REQUIREMENT: Reproduce each line from the records that holds "Dickey".

GIVEN RECORDS:

***

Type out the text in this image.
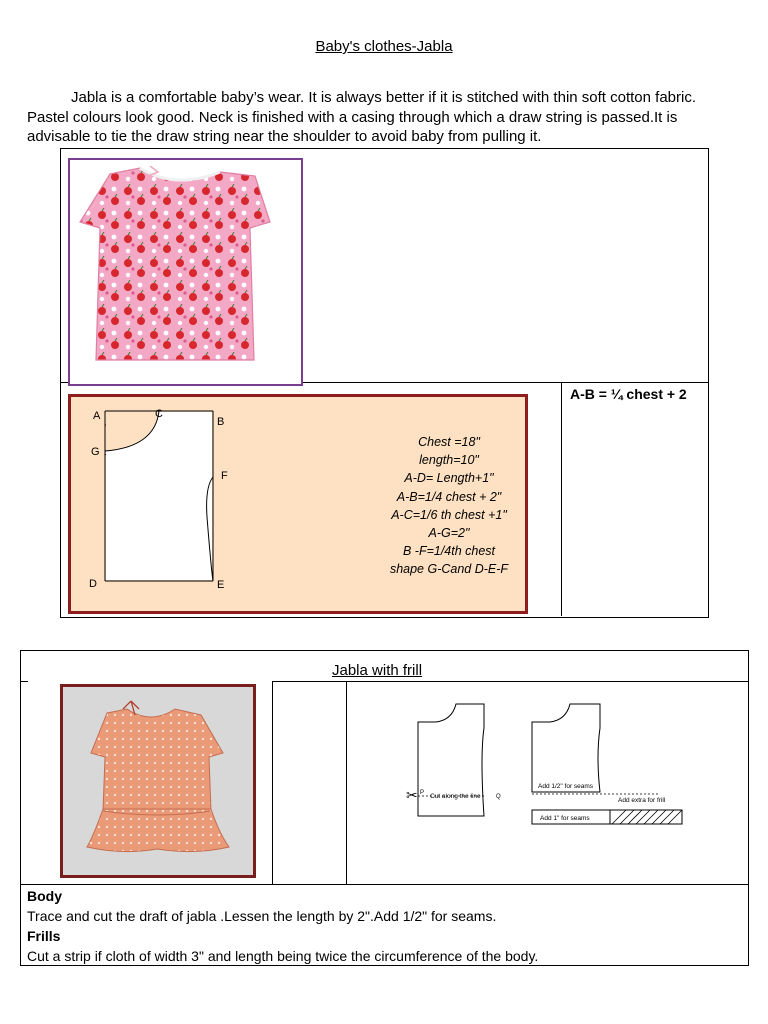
Baby's clothes-Jabla
Jabla is a comfortable baby’s wear. It is always better if it is stitched with thin soft cotton fabric. Pastel colours look good. Neck is finished with a casing through which a draw string is passed.It is advisable to tie the draw string near the shoulder to avoid baby from pulling it.
A-B = ¼ chest + 2
A	C
B
G
F
D	E
Chest =18"
length=10"
A-D= Length+1"
A-B=1/4 chest + 2"
A-C=1/6 th chest +1"
A-G=2"
B -F=1/4th chest
shape G-Cand D-E-F
Jabla with frill
✂ P Cut along the line	Q
Add 1/2" for seams
Add extra for frill
Add 1" for seams
Body
Trace and cut the draft of jabla .Lessen the length by 2".Add 1/2" for seams.
Frills
Cut a strip if cloth of width 3" and length being twice the circumference of the body.
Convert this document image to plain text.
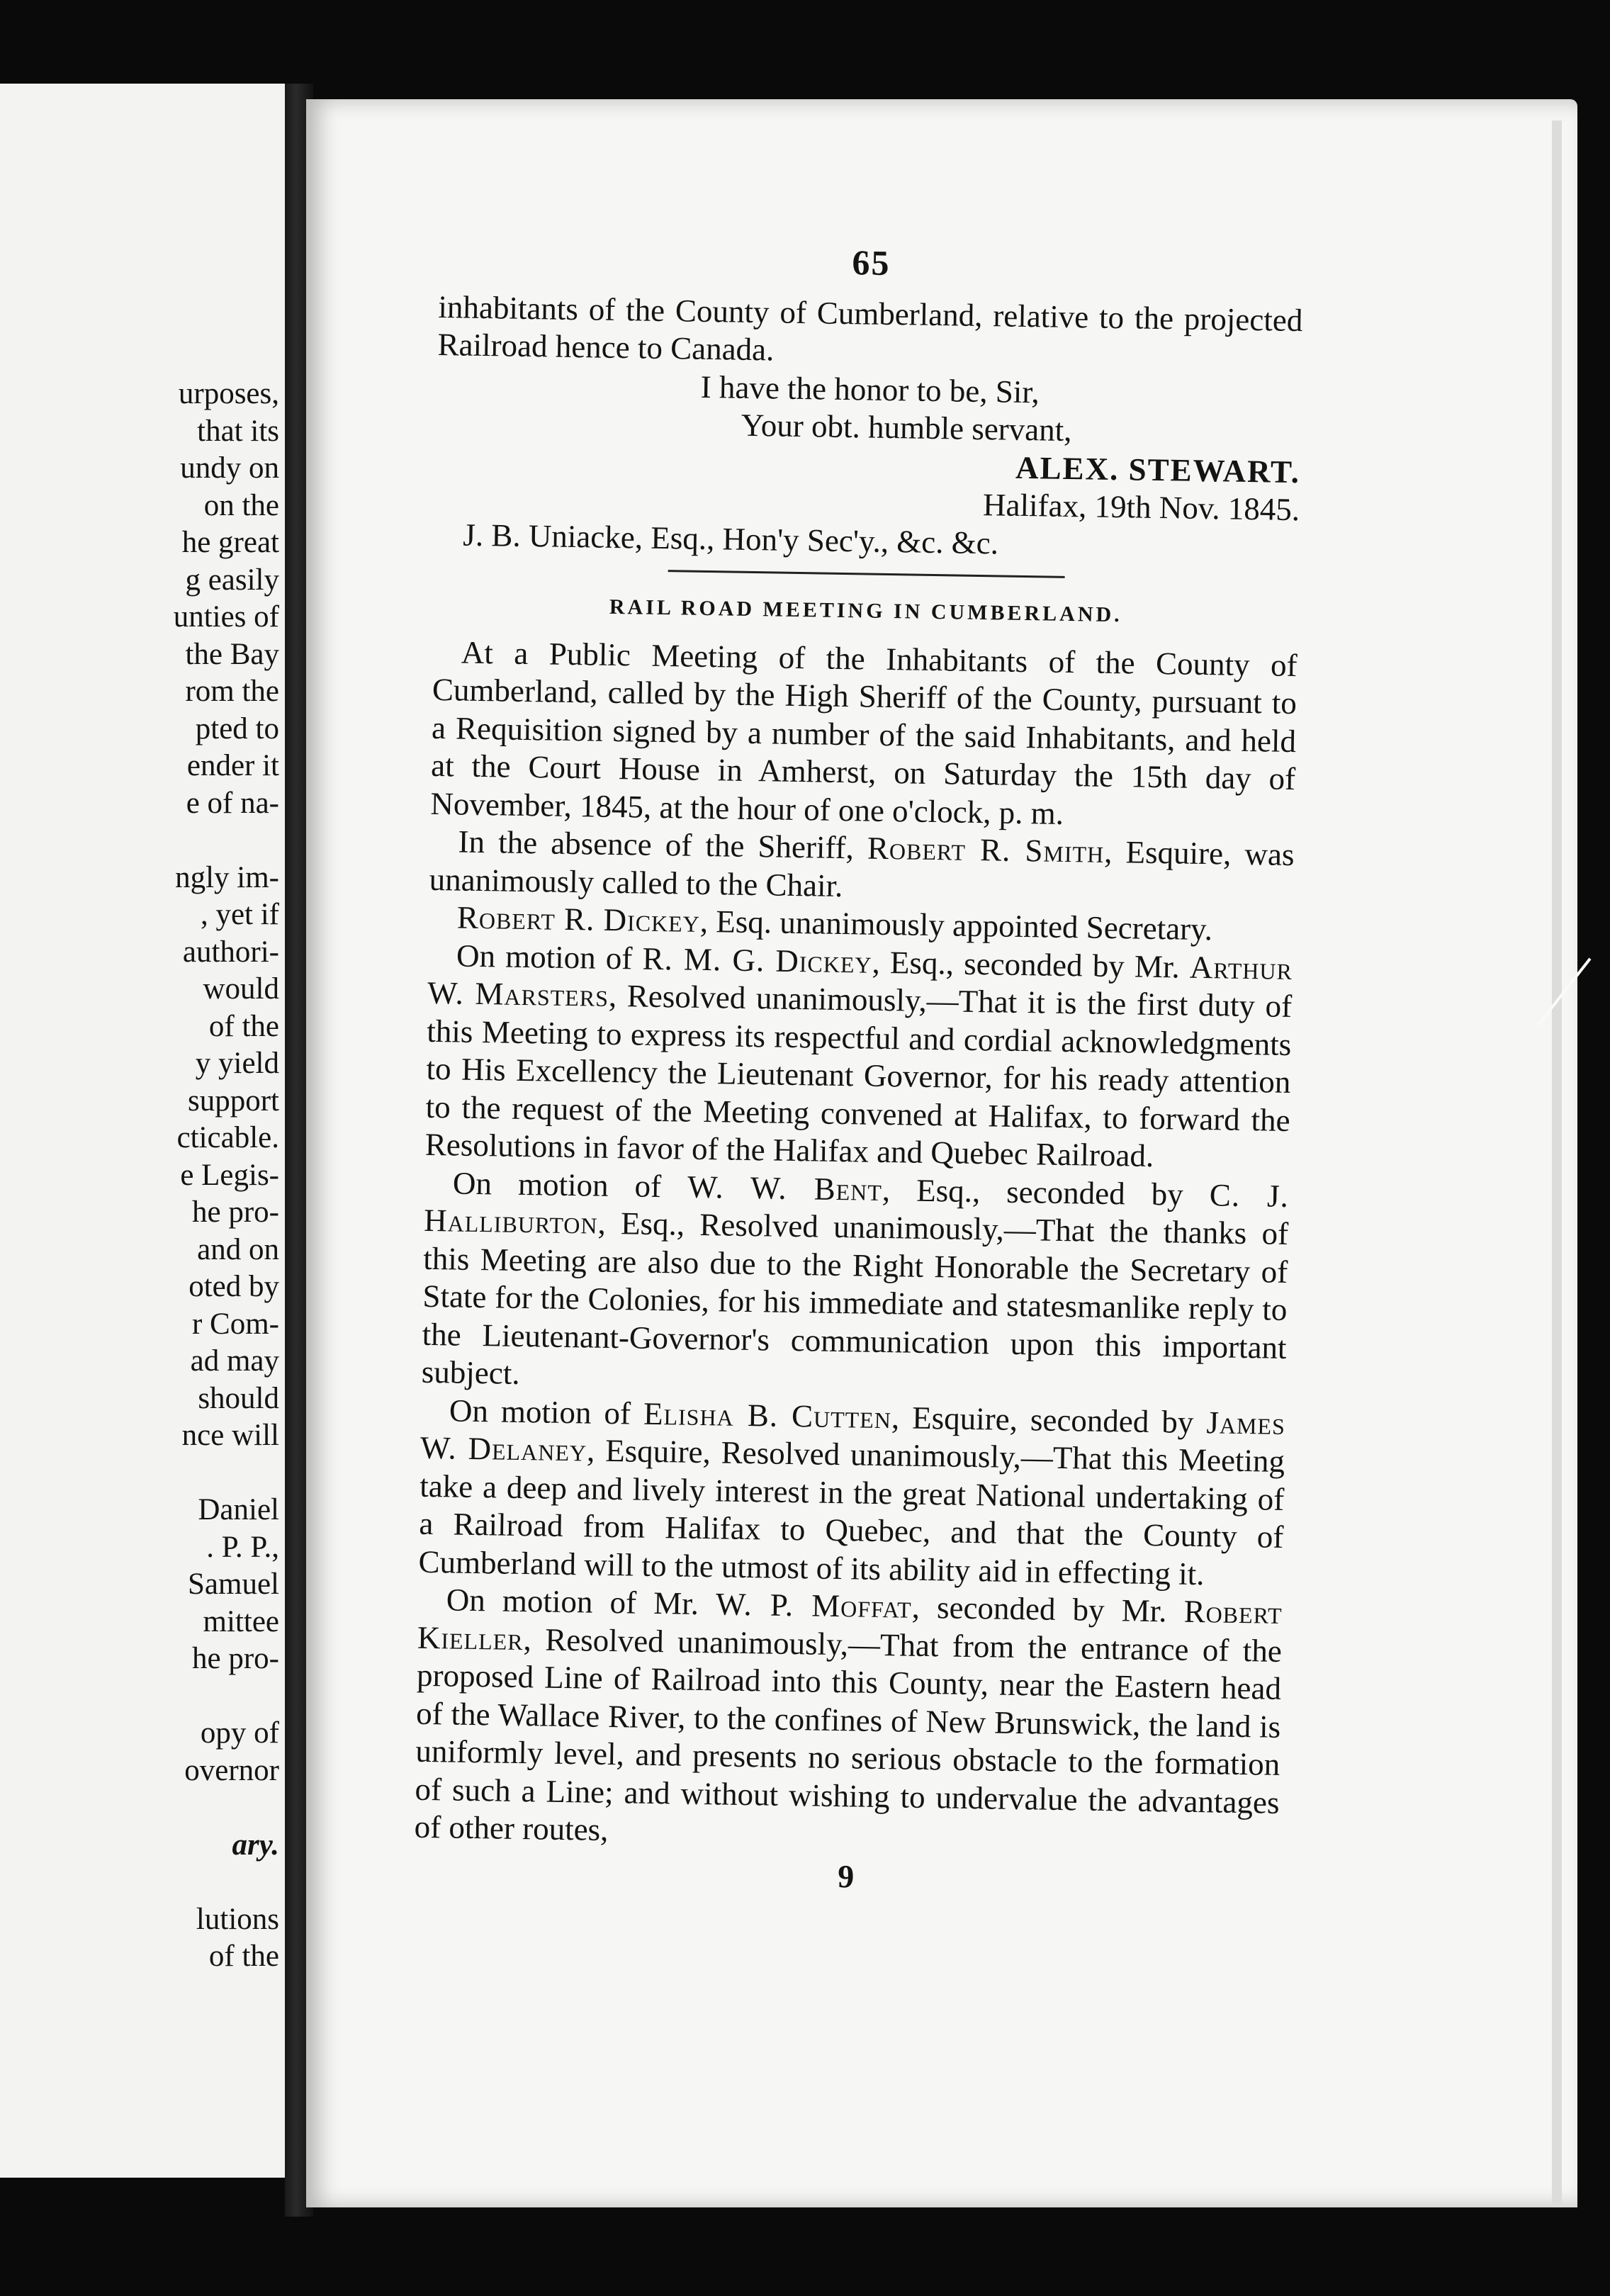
urposes,
that its
undy on
on the
he great
g easily
unties of
the Bay
rom the
pted to
ender it
e of na-
ngly im-
, yet if
authori-
would
of the
y yield
support
cticable.
e Legis-
he pro-
and on
oted by
r Com-
ad may
should
nce will
Daniel
. P. P.,
Samuel
mittee
he pro-
opy of
overnor
ary.
lutions
of the
65

inhabitants of the County of Cumberland, relative to the projected Railroad hence to Canada.

I have the honor to be, Sir,

Your obt. humble servant,

ALEX. STEWART.

Halifax, 19th Nov. 1845.

J. B. Uniacke, Esq., Hon'y Sec'y., &c. &c.

RAIL ROAD MEETING IN CUMBERLAND.

At a Public Meeting of the Inhabitants of the County of Cumberland, called by the High Sheriff of the County, pursuant to a Requisition signed by a number of the said Inhabitants, and held at the Court House in Amherst, on Saturday the 15th day of November, 1845, at the hour of one o'clock, p. m.

In the absence of the Sheriff, Robert R. Smith, Esquire, was unanimously called to the Chair.

Robert R. Dickey, Esq. unanimously appointed Secretary.

On motion of R. M. G. Dickey, Esq., seconded by Mr. Arthur W. Marsters, Resolved unanimously,—That it is the first duty of this Meeting to express its respectful and cordial acknowledgments to His Excellency the Lieutenant Governor, for his ready attention to the request of the Meeting convened at Halifax, to forward the Resolutions in favor of the Halifax and Quebec Railroad.

On motion of W. W. Bent, Esq., seconded by C. J. Halliburton, Esq., Resolved unanimously,—That the thanks of this Meeting are also due to the Right Honorable the Secretary of State for the Colonies, for his immediate and statesmanlike reply to the Lieutenant-Governor's communication upon this important subject.

On motion of Elisha B. Cutten, Esquire, seconded by James W. Delaney, Esquire, Resolved unanimously,—That this Meeting take a deep and lively interest in the great National undertaking of a Railroad from Halifax to Quebec, and that the County of Cumberland will to the utmost of its ability aid in effecting it.

On motion of Mr. W. P. Moffat, seconded by Mr. Robert Kieller, Resolved unanimously,—That from the entrance of the proposed Line of Railroad into this County, near the Eastern head of the Wallace River, to the confines of New Brunswick, the land is uniformly level, and presents no serious obstacle to the formation of such a Line; and without wishing to undervalue the advantages of other routes,

9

***

THE OUTPUT:
Robert R. Dickey, Esq. unanimously appointed Secretary.
On motion of R. M. G. Dickey, Esq., seconded by Mr. Arthur W. Marsters, Resolved unanimously,—That it is the first duty of this Meeting to express its respectful and cordial acknowledgments to His Excellency the Lieutenant Governor, for his ready attention to the request of the Meeting convened at Halifax, to forward the Resolutions in favor of the Halifax and Quebec Railroad.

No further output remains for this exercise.